DIRECTIONS: Print the material word for word, from its first line through the line that contains "80, 998, 163]", both ends included.

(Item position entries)

════════

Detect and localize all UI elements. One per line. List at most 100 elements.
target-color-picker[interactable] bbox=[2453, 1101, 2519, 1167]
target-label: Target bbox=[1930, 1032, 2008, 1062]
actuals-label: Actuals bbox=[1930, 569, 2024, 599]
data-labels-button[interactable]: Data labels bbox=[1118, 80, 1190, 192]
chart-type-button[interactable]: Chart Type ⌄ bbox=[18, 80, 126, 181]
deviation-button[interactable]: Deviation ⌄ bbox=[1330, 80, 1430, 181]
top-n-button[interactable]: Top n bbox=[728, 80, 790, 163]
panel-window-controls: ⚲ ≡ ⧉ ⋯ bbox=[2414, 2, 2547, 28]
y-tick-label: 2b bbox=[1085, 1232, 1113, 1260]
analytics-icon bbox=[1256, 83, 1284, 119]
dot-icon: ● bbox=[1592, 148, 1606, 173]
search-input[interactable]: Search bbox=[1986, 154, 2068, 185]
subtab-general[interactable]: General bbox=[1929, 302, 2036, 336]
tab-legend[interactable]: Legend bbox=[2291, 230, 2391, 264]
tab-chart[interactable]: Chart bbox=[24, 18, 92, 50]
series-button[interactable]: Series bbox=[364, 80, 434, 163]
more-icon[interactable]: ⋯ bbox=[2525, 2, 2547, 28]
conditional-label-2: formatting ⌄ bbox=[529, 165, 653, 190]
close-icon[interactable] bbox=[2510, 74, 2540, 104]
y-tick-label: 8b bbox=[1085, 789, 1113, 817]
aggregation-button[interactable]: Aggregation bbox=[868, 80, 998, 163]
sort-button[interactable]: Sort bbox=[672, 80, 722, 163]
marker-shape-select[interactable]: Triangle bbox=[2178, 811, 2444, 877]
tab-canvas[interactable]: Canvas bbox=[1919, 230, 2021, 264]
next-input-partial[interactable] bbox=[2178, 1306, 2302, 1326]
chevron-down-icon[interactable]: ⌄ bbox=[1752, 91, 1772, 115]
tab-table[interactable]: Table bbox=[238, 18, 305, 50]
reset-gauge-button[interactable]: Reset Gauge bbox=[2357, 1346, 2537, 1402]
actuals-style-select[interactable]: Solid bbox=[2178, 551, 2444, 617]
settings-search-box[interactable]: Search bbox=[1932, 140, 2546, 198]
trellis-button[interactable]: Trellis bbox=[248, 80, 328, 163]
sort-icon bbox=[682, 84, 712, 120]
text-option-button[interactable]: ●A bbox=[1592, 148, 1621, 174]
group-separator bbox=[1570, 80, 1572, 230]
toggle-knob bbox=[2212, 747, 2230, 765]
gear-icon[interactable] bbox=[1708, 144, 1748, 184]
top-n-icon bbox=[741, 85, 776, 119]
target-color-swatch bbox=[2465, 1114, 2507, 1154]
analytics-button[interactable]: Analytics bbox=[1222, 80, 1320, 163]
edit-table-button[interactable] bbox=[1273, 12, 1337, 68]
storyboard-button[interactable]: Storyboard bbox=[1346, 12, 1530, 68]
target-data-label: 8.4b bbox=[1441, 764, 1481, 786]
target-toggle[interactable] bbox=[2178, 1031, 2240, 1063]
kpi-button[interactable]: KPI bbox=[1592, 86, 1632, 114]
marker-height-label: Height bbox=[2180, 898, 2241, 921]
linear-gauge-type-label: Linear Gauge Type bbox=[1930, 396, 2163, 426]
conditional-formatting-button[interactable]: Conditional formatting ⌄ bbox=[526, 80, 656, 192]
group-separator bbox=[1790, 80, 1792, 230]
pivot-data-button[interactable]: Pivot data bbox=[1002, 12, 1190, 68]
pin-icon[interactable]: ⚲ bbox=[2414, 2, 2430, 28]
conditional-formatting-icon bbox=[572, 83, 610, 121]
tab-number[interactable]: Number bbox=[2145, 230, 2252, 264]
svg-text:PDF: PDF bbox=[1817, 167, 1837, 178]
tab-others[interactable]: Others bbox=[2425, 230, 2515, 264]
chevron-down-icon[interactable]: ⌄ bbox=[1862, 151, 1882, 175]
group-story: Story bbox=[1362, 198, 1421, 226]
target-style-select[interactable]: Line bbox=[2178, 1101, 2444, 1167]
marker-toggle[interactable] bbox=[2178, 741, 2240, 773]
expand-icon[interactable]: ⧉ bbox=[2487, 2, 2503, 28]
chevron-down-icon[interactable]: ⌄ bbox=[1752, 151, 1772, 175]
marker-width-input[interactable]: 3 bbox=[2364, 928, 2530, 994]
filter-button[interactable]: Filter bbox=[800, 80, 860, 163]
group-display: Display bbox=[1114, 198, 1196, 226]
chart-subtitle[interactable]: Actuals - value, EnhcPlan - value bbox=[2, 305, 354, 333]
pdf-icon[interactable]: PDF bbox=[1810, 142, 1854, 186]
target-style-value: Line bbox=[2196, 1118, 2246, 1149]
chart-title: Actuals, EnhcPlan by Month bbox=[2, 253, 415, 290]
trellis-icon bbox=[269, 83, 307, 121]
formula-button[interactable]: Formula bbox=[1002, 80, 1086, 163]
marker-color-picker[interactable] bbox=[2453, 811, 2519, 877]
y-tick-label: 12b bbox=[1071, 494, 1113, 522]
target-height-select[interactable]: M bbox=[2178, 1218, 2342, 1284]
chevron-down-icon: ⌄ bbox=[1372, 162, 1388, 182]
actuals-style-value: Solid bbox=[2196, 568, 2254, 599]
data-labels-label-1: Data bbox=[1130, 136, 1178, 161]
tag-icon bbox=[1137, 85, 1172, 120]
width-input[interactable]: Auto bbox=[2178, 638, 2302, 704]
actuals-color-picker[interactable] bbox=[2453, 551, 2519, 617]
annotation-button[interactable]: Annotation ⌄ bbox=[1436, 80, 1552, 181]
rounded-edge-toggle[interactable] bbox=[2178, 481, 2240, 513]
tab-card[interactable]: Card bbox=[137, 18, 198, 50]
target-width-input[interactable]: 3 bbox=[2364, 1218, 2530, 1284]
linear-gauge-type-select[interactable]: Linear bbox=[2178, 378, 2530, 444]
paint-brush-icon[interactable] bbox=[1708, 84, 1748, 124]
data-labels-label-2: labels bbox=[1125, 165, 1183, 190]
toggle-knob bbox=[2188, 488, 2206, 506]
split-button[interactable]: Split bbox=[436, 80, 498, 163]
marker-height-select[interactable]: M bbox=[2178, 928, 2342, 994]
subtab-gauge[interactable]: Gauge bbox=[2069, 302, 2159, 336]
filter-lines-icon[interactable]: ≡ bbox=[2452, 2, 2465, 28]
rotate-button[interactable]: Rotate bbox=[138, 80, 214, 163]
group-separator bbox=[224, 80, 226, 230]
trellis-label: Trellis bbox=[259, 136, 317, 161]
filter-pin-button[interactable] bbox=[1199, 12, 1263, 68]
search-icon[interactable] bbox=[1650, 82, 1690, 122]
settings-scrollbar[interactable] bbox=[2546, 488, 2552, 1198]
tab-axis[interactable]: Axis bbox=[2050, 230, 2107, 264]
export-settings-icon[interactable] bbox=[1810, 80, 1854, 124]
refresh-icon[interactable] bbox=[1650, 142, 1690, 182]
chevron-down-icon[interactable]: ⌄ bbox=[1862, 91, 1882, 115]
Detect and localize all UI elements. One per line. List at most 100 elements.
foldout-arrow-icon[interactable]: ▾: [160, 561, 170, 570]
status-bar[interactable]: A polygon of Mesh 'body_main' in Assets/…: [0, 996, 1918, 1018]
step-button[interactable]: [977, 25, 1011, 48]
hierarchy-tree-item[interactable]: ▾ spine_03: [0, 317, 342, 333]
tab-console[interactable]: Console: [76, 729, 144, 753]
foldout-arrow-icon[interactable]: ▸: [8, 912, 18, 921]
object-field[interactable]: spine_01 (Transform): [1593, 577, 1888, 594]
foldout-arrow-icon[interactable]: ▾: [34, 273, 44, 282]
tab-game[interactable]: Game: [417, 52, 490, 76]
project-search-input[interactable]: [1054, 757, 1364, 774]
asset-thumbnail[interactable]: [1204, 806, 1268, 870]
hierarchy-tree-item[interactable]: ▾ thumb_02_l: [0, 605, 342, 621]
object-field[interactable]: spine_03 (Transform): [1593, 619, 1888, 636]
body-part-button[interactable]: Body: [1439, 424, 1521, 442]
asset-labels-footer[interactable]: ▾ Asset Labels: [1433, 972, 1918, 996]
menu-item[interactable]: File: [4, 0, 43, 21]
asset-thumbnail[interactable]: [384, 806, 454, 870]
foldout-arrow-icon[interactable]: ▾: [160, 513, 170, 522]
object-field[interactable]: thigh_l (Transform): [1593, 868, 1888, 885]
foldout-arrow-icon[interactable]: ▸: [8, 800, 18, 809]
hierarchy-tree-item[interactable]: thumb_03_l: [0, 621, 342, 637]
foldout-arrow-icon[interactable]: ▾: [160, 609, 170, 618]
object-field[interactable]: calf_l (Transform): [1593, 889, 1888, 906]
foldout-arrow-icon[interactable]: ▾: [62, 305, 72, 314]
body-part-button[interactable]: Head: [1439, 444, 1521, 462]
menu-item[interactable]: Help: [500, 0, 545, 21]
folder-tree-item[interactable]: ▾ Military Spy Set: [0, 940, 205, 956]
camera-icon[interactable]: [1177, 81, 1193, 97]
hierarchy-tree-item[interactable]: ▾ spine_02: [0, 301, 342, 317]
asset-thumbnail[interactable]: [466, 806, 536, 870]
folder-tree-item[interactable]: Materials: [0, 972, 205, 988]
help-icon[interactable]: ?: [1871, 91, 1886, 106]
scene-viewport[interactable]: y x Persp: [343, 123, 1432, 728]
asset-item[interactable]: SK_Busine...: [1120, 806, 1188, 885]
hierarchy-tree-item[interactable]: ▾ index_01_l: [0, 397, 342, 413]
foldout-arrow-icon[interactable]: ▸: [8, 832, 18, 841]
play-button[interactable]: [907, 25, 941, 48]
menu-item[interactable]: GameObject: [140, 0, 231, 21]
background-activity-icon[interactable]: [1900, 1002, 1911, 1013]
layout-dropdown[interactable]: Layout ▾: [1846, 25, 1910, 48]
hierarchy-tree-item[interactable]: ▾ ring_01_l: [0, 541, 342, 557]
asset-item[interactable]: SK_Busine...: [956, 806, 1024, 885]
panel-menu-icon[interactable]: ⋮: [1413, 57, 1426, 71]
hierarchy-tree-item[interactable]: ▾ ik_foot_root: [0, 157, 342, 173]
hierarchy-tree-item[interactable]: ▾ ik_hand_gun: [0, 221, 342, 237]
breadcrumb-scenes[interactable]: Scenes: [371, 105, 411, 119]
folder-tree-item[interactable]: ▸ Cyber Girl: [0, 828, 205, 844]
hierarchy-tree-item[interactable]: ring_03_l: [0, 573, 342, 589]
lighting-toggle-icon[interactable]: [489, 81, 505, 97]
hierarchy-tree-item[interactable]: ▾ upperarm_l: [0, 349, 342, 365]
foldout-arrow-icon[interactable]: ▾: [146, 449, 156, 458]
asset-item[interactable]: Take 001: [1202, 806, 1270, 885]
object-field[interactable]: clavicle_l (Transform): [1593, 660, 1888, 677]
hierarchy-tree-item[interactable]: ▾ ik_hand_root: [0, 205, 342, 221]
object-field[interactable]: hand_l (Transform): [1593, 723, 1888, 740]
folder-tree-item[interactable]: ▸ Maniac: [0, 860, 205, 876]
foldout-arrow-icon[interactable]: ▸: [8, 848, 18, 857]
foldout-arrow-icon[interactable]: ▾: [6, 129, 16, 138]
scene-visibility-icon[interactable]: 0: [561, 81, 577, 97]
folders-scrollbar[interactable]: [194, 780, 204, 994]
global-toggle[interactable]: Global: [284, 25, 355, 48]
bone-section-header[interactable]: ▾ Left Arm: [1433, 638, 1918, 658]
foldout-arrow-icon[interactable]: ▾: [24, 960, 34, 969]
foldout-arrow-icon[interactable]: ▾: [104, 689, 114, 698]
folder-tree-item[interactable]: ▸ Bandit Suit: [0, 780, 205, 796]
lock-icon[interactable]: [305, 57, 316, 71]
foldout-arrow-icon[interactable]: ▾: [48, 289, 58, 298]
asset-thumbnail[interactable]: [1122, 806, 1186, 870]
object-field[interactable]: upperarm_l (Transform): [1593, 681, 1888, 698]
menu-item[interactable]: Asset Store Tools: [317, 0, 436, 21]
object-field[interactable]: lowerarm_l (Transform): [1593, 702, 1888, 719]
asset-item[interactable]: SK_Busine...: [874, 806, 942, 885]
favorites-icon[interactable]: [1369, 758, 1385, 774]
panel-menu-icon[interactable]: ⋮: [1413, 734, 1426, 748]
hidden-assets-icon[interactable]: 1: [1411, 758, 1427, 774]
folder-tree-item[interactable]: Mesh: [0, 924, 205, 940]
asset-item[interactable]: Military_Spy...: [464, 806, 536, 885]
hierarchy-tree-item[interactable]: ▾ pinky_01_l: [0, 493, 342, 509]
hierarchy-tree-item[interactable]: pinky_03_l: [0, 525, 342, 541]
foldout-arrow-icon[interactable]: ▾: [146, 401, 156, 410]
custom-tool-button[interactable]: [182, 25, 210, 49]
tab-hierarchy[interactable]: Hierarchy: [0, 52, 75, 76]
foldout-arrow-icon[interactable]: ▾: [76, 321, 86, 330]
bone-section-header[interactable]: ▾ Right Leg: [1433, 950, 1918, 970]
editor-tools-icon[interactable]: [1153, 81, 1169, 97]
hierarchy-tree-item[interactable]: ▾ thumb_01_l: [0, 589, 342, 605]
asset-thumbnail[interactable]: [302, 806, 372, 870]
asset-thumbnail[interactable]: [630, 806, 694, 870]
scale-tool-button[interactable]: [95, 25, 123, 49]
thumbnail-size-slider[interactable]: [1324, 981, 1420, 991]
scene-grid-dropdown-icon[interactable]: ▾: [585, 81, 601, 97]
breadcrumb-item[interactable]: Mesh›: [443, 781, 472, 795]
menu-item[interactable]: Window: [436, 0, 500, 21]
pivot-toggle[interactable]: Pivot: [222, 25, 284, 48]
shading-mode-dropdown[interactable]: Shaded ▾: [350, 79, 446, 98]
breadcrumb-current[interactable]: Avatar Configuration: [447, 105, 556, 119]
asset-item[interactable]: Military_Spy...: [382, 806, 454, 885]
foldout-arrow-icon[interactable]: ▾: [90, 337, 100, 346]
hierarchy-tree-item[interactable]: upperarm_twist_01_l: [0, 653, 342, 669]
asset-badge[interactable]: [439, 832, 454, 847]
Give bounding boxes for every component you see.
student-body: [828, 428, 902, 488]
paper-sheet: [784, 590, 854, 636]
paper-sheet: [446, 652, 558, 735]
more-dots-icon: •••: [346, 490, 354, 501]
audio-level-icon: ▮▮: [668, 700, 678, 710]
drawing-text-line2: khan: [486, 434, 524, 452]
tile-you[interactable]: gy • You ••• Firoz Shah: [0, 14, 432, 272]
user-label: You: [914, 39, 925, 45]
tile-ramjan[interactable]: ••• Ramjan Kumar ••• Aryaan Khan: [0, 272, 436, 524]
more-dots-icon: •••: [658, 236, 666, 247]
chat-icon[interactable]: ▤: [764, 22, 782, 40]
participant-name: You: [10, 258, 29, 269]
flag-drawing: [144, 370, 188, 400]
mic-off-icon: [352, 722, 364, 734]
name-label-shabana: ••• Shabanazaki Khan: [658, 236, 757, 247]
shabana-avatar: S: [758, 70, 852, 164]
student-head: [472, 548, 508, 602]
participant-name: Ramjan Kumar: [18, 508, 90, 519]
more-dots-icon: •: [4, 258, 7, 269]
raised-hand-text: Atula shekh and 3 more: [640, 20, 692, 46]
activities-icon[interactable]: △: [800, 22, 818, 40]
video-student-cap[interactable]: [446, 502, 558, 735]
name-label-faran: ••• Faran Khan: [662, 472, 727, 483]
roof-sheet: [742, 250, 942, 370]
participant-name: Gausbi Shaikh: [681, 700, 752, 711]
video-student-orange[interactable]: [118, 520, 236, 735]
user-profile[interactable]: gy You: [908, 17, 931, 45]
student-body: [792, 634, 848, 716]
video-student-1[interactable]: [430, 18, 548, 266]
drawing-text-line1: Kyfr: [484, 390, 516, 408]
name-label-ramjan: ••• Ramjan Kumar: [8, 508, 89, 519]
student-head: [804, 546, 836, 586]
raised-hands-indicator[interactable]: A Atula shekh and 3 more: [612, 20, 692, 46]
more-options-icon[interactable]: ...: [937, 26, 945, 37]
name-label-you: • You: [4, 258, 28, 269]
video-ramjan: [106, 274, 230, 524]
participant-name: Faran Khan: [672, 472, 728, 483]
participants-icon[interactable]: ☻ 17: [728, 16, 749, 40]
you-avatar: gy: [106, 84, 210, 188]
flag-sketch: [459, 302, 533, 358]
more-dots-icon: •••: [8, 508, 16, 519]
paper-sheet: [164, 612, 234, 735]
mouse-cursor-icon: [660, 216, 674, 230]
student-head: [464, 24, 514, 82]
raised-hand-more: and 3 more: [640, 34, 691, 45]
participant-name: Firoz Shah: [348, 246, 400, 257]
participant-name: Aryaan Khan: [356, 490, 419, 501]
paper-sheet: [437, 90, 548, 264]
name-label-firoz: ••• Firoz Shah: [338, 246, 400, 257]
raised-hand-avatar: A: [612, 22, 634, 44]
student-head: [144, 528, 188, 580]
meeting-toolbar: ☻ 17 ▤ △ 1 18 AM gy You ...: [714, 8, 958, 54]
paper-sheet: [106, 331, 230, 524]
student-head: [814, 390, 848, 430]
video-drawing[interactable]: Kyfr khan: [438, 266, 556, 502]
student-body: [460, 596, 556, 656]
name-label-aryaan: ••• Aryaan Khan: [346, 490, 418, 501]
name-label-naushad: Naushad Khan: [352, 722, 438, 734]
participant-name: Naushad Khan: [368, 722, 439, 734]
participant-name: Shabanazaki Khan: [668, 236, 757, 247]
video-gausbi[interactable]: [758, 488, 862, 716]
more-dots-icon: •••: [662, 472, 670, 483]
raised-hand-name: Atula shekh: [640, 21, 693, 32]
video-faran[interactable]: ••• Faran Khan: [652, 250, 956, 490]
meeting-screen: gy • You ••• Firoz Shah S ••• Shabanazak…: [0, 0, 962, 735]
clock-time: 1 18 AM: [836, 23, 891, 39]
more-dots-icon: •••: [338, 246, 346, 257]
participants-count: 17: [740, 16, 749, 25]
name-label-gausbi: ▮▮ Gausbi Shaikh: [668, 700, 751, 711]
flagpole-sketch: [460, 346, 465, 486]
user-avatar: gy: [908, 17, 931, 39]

════════

SOLVED EXERCISE:
Detect and localize all UI elements. One per line. List at most 100 elements.
target-color-picker[interactable] bbox=[2453, 1101, 2519, 1167]
target-label: Target bbox=[1930, 1032, 2008, 1062]
actuals-label: Actuals bbox=[1930, 569, 2024, 599]
data-labels-button[interactable]: Data labels bbox=[1118, 80, 1190, 192]
chart-type-button[interactable]: Chart Type ⌄ bbox=[18, 80, 126, 181]
deviation-button[interactable]: Deviation ⌄ bbox=[1330, 80, 1430, 181]
top-n-button[interactable]: Top n bbox=[728, 80, 790, 163]
panel-window-controls: ⚲ ≡ ⧉ ⋯ bbox=[2414, 2, 2547, 28]
y-tick-label: 2b bbox=[1085, 1232, 1113, 1260]
analytics-icon bbox=[1256, 83, 1284, 119]
dot-icon: ● bbox=[1592, 148, 1606, 173]
search-input[interactable]: Search bbox=[1986, 154, 2068, 185]
subtab-general[interactable]: General bbox=[1929, 302, 2036, 336]
tab-legend[interactable]: Legend bbox=[2291, 230, 2391, 264]
tab-chart[interactable]: Chart bbox=[24, 18, 92, 50]
series-button[interactable]: Series bbox=[364, 80, 434, 163]
more-icon[interactable]: ⋯ bbox=[2525, 2, 2547, 28]
conditional-label-2: formatting ⌄ bbox=[529, 165, 653, 190]
close-icon[interactable] bbox=[2510, 74, 2540, 104]
y-tick-label: 8b bbox=[1085, 789, 1113, 817]
aggregation-button[interactable]: Aggregation bbox=[868, 80, 998, 163]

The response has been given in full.